## Work to be completed:
Extract every line of the material that holds the string "xlabel".

Begin

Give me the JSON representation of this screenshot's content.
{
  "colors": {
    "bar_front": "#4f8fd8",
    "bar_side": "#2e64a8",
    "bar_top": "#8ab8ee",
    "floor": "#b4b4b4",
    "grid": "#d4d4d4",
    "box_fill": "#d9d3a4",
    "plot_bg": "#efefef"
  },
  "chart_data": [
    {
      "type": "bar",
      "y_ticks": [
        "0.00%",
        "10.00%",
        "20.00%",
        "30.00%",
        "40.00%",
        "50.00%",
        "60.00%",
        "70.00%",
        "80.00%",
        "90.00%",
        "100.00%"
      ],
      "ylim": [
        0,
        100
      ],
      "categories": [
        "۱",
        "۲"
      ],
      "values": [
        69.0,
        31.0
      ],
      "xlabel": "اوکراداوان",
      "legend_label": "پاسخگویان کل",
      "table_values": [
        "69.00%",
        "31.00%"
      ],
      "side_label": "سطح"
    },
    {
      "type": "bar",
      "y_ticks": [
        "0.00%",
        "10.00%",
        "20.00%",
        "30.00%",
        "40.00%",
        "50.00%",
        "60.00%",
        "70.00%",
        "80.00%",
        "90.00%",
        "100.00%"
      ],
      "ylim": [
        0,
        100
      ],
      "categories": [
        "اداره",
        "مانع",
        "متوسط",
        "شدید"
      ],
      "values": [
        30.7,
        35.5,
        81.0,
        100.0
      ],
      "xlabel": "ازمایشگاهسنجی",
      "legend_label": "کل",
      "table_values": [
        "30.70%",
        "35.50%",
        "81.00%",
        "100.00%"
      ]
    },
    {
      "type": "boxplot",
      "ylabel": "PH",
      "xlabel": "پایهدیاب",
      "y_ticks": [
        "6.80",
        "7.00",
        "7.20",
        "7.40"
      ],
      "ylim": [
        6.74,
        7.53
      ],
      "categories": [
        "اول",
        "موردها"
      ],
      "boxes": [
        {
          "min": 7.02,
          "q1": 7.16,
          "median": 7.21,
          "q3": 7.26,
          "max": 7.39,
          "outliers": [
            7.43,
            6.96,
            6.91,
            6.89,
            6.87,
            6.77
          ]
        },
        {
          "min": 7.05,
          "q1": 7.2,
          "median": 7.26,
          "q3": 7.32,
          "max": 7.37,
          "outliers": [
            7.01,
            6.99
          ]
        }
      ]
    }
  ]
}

End

## Right answer:
      "xlabel": "اوکراداوان",
      "xlabel": "ازمایشگاهسنجی",
      "xlabel": "پایهدیاب",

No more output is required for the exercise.